[Records for processing]
#####
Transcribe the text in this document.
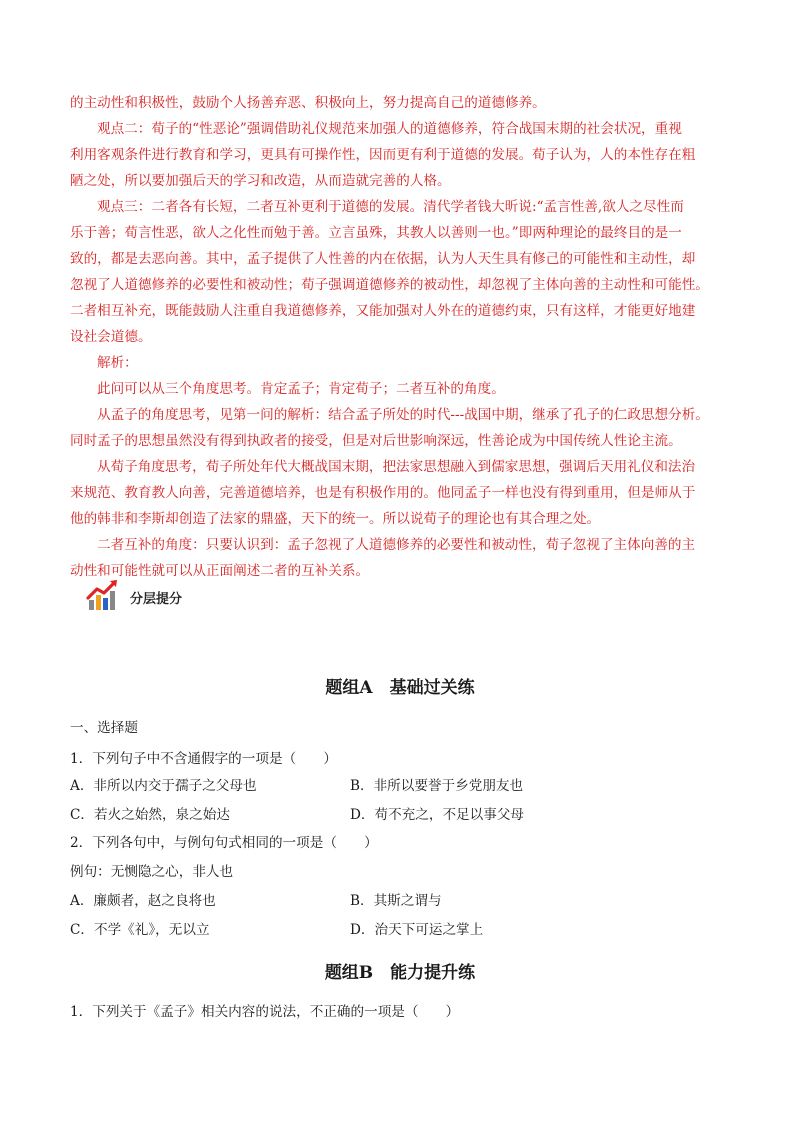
的主动性和积极性，鼓励个人扬善弃恶、积极向上，努力提高自己的道德修养。

观点二：荀子的“性恶论”强调借助礼仪规范来加强人的道德修养，符合战国末期的社会状况，重视

利用客观条件进行教育和学习，更具有可操作性，因而更有利于道德的发展。荀子认为，人的本性存在粗

陋之处，所以要加强后天的学习和改造，从而造就完善的人格。

观点三：二者各有长短，二者互补更利于道德的发展。清代学者钱大昕说:“孟言性善,欲人之尽性而

乐于善；荀言性恶，欲人之化性而勉于善。立言虽殊，其教人以善则一也。”即两种理论的最终目的是一

致的，都是去恶向善。其中，孟子提供了人性善的内在依据，认为人天生具有修己的可能性和主动性，却

忽视了人道德修养的必要性和被动性；荀子强调道德修养的被动性，却忽视了主体向善的主动性和可能性。

二者相互补充，既能鼓励人注重自我道德修养，又能加强对人外在的道德约束，只有这样，才能更好地建

设社会道德。

解析：

此问可以从三个角度思考。肯定孟子；肯定荀子；二者互补的角度。

从孟子的角度思考，见第一问的解析：结合孟子所处的时代---战国中期，继承了孔子的仁政思想分析。

同时孟子的思想虽然没有得到执政者的接受，但是对后世影响深远，性善论成为中国传统人性论主流。

从荀子角度思考，荀子所处年代大概战国末期，把法家思想融入到儒家思想，强调后天用礼仪和法治

来规范、教育教人向善，完善道德培养，也是有积极作用的。他同孟子一样也没有得到重用，但是师从于

他的韩非和李斯却创造了法家的鼎盛，天下的统一。所以说荀子的理论也有其合理之处。

二者互补的角度：只要认识到：孟子忽视了人道德修养的必要性和被动性，荀子忽视了主体向善的主

动性和可能性就可以从正面阐述二者的互补关系。

分层提分
题组A　基础过关练

一、选择题

1．下列句子中不含通假字的一项是（　　）

A．非所以内交于孺子之父母也	B．非所以要誉于乡党朋友也
C．若火之始然，泉之始达	D．苟不充之，不足以事父母

2．下列各句中，与例句句式相同的一项是（　　）

例句：无恻隐之心，非人也

A．廉颇者，赵之良将也	B．其斯之谓与
C．不学《礼》，无以立	D．治天下可运之掌上
题组B　能力提升练

1．下列关于《孟子》相关内容的说法，不正确的一项是（　　）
#####
[Direction] Reproduce each line holding the word "二者互补的角度".

[Exercise solution]
此问可以从三个角度思考。肯定孟子；肯定荀子；二者互补的角度。
二者互补的角度：只要认识到：孟子忽视了人道德修养的必要性和被动性，荀子忽视了主体向善的主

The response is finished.